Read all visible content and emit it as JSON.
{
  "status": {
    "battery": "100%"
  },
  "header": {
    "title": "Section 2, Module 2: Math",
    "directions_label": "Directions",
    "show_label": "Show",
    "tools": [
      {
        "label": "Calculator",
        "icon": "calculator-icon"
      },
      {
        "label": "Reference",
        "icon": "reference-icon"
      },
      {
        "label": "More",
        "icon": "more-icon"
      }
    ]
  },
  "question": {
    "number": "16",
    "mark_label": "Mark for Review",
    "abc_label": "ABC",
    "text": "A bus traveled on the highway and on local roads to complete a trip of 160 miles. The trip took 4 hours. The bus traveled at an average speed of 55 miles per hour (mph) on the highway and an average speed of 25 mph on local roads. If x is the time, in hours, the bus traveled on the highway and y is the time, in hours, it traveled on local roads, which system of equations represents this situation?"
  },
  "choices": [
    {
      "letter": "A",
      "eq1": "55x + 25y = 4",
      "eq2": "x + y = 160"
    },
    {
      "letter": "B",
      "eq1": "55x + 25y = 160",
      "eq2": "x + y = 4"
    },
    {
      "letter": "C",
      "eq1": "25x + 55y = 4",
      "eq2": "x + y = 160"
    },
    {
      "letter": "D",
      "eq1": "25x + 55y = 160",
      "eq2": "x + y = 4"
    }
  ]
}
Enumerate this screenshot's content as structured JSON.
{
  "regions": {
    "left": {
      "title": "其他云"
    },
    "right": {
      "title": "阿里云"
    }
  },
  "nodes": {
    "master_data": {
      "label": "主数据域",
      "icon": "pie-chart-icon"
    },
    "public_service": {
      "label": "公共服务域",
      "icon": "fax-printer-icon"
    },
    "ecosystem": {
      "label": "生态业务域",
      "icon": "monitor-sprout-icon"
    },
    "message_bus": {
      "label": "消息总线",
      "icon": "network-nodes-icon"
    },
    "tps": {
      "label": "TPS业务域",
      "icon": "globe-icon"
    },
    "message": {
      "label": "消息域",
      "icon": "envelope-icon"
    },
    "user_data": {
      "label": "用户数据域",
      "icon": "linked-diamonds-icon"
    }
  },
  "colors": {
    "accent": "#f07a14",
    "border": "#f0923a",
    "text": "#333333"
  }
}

+--

PROBLEM TO SOLVE ->
Write the data back out verbatim.

RESPONSE TO THIS TASK ->
Read all visible content and emit it as JSON.
{
  "status": {
    "battery": "100%"
  },
  "header": {
    "title": "Section 2, Module 2: Math",
    "directions_label": "Directions",
    "show_label": "Show",
    "tools": [
      {
        "label": "Calculator",
        "icon": "calculator-icon"
      },
      {
        "label": "Reference",
        "icon": "reference-icon"
      },
      {
        "label": "More",
        "icon": "more-icon"
      }
    ]
  },
  "question": {
    "number": "16",
    "mark_label": "Mark for Review",
    "abc_label": "ABC",
    "text": "A bus traveled on the highway and on local roads to complete a trip of 160 miles. The trip took 4 hours. The bus traveled at an average speed of 55 miles per hour (mph) on the highway and an average speed of 25 mph on local roads. If x is the time, in hours, the bus traveled on the highway and y is the time, in hours, it traveled on local roads, which system of equations represents this situation?"
  },
  "choices": [
    {
      "letter": "A",
      "eq1": "55x + 25y = 4",
      "eq2": "x + y = 160"
    },
    {
      "letter": "B",
      "eq1": "55x + 25y = 160",
      "eq2": "x + y = 4"
    },
    {
      "letter": "C",
      "eq1": "25x + 55y = 4",
      "eq2": "x + y = 160"
    },
    {
      "letter": "D",
      "eq1": "25x + 55y = 160",
      "eq2": "x + y = 4"
    }
  ]
}
Enumerate this screenshot's content as structured JSON.
{
  "regions": {
    "left": {
      "title": "其他云"
    },
    "right": {
      "title": "阿里云"
    }
  },
  "nodes": {
    "master_data": {
      "label": "主数据域",
      "icon": "pie-chart-icon"
    },
    "public_service": {
      "label": "公共服务域",
      "icon": "fax-printer-icon"
    },
    "ecosystem": {
      "label": "生态业务域",
      "icon": "monitor-sprout-icon"
    },
    "message_bus": {
      "label": "消息总线",
      "icon": "network-nodes-icon"
    },
    "tps": {
      "label": "TPS业务域",
      "icon": "globe-icon"
    },
    "message": {
      "label": "消息域",
      "icon": "envelope-icon"
    },
    "user_data": {
      "label": "用户数据域",
      "icon": "linked-diamonds-icon"
    }
  },
  "colors": {
    "accent": "#f07a14",
    "border": "#f0923a",
    "text": "#333333"
  }
}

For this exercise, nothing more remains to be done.